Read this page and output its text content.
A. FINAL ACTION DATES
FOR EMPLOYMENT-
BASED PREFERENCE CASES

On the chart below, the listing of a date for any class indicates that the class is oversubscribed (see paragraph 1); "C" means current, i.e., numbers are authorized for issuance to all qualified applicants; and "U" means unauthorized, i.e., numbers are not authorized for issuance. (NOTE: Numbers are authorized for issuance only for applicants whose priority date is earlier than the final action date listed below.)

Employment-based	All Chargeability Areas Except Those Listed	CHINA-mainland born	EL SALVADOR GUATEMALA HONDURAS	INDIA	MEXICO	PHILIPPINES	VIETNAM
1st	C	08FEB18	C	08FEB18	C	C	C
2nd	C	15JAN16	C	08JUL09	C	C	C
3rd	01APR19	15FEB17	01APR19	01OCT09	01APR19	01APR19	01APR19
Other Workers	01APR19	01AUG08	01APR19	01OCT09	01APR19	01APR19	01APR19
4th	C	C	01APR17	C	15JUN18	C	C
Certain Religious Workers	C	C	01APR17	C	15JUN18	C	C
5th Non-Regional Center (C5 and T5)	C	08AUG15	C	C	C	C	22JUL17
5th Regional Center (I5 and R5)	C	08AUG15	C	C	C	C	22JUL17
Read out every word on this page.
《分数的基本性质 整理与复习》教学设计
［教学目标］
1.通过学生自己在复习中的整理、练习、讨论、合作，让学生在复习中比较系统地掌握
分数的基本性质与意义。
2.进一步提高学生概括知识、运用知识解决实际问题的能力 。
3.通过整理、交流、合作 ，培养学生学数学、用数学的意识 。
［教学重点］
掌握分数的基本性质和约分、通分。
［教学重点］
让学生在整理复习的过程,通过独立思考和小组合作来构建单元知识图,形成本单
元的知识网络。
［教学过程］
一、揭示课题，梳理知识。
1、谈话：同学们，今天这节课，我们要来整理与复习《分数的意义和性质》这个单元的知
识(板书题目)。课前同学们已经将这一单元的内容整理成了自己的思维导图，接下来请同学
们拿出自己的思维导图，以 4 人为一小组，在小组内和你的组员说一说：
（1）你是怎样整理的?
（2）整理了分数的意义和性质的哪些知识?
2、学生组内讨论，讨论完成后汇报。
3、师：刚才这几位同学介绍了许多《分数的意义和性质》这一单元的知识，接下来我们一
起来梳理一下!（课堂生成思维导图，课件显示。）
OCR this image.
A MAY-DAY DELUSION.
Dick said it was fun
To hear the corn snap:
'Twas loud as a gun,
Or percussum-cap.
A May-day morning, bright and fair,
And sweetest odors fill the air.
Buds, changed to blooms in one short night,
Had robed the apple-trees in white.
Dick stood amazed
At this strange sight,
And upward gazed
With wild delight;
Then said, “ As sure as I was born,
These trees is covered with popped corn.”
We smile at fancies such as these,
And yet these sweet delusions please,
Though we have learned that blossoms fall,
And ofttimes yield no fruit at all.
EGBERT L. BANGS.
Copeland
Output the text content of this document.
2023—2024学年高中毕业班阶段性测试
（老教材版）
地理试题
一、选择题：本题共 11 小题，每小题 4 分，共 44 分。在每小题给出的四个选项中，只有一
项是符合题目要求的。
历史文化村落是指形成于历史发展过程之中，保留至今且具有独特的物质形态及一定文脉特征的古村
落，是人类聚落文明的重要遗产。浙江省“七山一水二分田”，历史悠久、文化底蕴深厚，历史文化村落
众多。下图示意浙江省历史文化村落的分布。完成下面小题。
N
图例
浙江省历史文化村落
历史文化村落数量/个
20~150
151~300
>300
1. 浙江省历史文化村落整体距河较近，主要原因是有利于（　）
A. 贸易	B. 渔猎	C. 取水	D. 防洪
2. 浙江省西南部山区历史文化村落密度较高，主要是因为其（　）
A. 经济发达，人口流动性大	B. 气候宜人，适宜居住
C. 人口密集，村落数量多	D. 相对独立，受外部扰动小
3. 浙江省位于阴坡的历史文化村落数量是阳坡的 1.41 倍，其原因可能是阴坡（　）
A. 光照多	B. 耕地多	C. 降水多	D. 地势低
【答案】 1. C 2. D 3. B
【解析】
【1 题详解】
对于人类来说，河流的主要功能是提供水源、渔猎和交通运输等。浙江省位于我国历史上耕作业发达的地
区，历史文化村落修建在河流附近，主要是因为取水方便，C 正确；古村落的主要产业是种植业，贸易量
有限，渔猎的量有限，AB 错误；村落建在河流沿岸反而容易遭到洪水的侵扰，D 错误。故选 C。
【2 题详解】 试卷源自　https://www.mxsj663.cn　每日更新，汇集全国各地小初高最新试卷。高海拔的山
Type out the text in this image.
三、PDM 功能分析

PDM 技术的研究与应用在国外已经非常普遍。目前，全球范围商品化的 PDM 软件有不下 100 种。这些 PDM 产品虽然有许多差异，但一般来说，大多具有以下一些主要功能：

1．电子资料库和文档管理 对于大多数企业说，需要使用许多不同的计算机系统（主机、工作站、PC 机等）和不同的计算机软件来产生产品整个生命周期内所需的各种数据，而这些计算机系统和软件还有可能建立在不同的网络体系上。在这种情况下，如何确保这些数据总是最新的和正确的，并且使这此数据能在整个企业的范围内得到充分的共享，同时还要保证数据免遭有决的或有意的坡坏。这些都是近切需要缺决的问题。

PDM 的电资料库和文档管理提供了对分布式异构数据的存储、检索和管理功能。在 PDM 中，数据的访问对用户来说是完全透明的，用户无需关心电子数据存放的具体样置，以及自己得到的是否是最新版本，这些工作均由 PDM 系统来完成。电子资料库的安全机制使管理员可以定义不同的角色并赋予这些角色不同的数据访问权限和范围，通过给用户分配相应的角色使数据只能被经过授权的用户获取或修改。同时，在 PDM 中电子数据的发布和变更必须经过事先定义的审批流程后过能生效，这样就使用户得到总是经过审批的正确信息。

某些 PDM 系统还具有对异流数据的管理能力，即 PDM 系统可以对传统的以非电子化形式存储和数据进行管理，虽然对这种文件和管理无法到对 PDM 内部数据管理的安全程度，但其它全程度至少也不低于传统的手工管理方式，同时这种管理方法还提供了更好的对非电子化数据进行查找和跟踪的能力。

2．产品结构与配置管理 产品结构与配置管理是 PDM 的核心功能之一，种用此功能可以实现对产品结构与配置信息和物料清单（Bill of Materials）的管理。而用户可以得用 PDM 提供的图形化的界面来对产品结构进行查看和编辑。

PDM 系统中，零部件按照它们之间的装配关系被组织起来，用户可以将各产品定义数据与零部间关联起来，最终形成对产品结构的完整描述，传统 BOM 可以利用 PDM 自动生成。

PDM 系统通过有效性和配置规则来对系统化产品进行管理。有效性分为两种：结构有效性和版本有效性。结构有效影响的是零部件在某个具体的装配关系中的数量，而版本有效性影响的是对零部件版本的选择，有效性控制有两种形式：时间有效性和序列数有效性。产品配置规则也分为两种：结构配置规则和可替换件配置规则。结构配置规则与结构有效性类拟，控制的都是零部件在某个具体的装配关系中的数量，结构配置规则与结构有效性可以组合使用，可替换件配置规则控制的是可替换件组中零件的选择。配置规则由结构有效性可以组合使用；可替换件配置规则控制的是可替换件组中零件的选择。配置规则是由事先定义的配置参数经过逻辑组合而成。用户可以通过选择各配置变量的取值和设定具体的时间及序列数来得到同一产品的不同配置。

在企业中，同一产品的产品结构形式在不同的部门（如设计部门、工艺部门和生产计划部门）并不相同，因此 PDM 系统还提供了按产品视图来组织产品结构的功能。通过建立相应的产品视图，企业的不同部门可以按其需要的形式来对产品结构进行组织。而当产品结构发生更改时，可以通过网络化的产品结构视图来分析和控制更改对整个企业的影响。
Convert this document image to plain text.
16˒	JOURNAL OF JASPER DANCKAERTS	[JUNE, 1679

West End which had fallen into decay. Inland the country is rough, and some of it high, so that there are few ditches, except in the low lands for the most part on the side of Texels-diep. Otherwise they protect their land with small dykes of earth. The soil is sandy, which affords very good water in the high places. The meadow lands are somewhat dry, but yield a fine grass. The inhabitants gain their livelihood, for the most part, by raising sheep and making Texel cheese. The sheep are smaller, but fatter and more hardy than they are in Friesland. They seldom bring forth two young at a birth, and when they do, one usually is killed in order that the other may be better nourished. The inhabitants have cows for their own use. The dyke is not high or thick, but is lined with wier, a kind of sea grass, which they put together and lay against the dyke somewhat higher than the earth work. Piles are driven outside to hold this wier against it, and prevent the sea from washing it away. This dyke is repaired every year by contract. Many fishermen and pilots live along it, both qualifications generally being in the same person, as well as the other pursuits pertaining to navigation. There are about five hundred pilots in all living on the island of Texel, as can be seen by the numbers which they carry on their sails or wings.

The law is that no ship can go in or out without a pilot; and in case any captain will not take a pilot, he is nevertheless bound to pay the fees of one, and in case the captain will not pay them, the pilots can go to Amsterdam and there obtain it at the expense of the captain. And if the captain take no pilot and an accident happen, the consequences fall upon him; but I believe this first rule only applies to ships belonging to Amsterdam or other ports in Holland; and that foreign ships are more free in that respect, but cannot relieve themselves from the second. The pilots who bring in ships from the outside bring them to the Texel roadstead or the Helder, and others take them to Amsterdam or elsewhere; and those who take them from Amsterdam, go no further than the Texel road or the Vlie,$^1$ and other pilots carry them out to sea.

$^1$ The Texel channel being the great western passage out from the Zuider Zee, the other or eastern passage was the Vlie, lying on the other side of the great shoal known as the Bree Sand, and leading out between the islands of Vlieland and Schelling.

Exercise prompt - Each line holding "Vlie" must be found and copied.

Solution to the exercise -
The law is that no ship can go in or out without a pilot; and in case any captain will not take a pilot, he is nevertheless bound to pay the fees of one, and in case the captain will not pay them, the pilots can go to Amsterdam and there obtain it at the expense of the captain. And if the captain take no pilot and an accident happen, the consequences fall upon him; but I believe this first rule only applies to ships belonging to Amsterdam or other ports in Holland; and that foreign ships are more free in that respect, but cannot relieve themselves from the second. The pilots who bring in ships from the outside bring them to the Texel roadstead or the Helder, and others take them to Amsterdam or elsewhere; and those who take them from Amsterdam, go no further than the Texel road or the Vlie,$^1$ and other pilots carry them out to sea.
$^1$ The Texel channel being the great western passage out from the Zuider Zee, the other or eastern passage was the Vlie, lying on the other side of the great shoal known as the Bree Sand, and leading out between the islands of Vlieland and Schelling.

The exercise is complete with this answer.